Example: Wait at least 30 minutes after an impression. Or wait 2 hours after a user closes the experience before showing it again.

You can add multiple cooldowns. Click + Add cooldown to stack cooldown rules.

Volume and distribution settings are designed for advertising and campaign-like experiences where you need to deliver a fixed number of impressions over a controlled period.

Set a cap on how many times the experience is delivered in total. Once the specified limit is reached, the experience automatically deactivates.

OptionWhat it counts
UnlimitedNo cap. The experience runs without a total limit.
ImpressionsTotal number of times the experience is shown to users.
OpeningsTotal number of times users actively open or expand the experience.

Distribution controls the pacing of delivery. It only appears when you have set a volume cap (Impressions or Openings) and an end date.

→ **Problems and tasks**:
a) Copy from the passage on delivery settings, beginning at the words "Set a cap on" and stopping after the words "expand the experience.".
b) Answer these from the passage on delivery settings:
(i) In the example, how long should you wait after a user closes the experience before showing it again?
(ii) What happens to the experience once the total delivery limit is reached?
(iii) Along with a volume cap, what must be set for distribution to appear?
Work only from the passage on delivery settings.

→ **Information shown**:
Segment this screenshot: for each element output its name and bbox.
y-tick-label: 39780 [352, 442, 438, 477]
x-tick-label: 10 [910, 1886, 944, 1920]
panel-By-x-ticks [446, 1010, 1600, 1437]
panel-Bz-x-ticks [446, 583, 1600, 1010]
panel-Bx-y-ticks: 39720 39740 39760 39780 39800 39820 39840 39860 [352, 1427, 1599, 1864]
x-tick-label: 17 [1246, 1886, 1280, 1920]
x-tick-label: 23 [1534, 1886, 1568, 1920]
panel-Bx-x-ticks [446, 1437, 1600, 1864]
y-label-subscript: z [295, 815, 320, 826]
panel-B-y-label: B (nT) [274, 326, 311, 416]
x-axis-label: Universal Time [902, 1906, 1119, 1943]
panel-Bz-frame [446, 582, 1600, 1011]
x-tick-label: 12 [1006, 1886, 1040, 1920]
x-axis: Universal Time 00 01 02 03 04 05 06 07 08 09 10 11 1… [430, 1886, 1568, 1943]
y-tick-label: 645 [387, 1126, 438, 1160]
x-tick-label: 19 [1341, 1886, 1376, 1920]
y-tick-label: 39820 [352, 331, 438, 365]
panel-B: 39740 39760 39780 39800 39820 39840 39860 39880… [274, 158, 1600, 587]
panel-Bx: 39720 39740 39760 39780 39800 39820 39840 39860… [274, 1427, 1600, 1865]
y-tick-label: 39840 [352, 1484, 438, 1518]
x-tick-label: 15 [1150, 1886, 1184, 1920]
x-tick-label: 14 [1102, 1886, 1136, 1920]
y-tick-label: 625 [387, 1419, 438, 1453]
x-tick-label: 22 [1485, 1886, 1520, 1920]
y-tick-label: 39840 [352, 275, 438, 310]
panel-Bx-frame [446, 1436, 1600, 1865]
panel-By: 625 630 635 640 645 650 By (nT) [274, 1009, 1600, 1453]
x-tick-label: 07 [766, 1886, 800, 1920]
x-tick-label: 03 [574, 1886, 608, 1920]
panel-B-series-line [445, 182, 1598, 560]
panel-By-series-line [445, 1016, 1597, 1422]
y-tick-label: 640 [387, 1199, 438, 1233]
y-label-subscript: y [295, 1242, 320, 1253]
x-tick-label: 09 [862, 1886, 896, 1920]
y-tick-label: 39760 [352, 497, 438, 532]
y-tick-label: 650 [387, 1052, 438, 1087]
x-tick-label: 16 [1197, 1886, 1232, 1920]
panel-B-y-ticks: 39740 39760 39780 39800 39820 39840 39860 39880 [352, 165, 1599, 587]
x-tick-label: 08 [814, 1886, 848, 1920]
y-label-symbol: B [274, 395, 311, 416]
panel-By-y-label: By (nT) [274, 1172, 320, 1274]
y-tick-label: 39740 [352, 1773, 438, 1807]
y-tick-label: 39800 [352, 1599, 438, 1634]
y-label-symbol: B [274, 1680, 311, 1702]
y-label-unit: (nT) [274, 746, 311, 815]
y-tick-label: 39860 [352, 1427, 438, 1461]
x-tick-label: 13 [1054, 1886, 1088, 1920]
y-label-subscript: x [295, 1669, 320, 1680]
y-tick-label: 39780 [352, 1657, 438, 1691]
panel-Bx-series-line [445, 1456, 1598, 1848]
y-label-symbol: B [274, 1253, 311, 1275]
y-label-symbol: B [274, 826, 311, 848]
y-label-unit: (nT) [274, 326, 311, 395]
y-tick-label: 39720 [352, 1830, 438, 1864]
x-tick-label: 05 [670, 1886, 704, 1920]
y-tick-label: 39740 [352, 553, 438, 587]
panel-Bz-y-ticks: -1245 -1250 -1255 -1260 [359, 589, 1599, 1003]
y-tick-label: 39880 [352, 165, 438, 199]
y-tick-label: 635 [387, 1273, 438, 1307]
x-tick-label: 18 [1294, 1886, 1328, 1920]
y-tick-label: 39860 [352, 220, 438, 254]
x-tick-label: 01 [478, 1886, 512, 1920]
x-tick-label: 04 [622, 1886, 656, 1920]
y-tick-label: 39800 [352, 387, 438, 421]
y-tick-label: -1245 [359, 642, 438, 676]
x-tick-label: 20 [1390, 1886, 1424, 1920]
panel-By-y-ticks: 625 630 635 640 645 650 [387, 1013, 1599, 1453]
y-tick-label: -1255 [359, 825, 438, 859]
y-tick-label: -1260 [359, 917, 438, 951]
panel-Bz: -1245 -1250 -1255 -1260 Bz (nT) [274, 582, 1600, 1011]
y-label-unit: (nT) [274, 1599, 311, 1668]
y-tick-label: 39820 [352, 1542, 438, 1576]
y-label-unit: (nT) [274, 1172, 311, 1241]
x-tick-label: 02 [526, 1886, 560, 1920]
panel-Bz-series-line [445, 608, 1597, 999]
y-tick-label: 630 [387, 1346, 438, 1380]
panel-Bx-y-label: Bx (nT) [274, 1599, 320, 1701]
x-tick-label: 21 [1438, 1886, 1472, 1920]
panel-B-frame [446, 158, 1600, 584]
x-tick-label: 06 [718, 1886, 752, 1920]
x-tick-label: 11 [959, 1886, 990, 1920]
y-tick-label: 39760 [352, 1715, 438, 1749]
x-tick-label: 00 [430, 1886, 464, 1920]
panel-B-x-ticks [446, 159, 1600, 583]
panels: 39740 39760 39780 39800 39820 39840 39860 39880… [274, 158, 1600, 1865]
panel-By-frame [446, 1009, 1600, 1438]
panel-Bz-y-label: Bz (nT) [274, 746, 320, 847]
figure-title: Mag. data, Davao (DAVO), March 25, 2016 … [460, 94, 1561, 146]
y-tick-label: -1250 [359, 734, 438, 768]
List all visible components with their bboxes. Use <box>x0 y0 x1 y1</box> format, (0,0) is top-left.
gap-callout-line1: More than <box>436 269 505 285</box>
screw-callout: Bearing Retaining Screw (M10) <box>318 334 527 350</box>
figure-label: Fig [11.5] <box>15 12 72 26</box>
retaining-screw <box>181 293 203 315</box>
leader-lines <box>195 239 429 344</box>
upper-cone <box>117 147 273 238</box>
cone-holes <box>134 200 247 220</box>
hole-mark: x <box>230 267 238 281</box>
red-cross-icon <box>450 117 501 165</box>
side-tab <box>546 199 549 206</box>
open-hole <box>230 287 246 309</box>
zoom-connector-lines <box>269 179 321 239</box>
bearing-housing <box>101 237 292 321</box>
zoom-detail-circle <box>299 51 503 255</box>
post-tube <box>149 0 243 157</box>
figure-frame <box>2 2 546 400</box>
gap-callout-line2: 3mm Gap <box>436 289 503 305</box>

→ **Results for the exercise**:
a)
Set a cap on how many times the experience is delivered in total. Once the specified limit is reached, the experience automatically deactivates.

OptionWhat it counts
UnlimitedNo cap. The experience runs without a total limit.
ImpressionsTotal number of times the experience is shown to users.
OpeningsTotal number of times users actively open or expand the experience.

b)
(i) 2 hours
(ii) It automatically deactivates.
(iii) An end date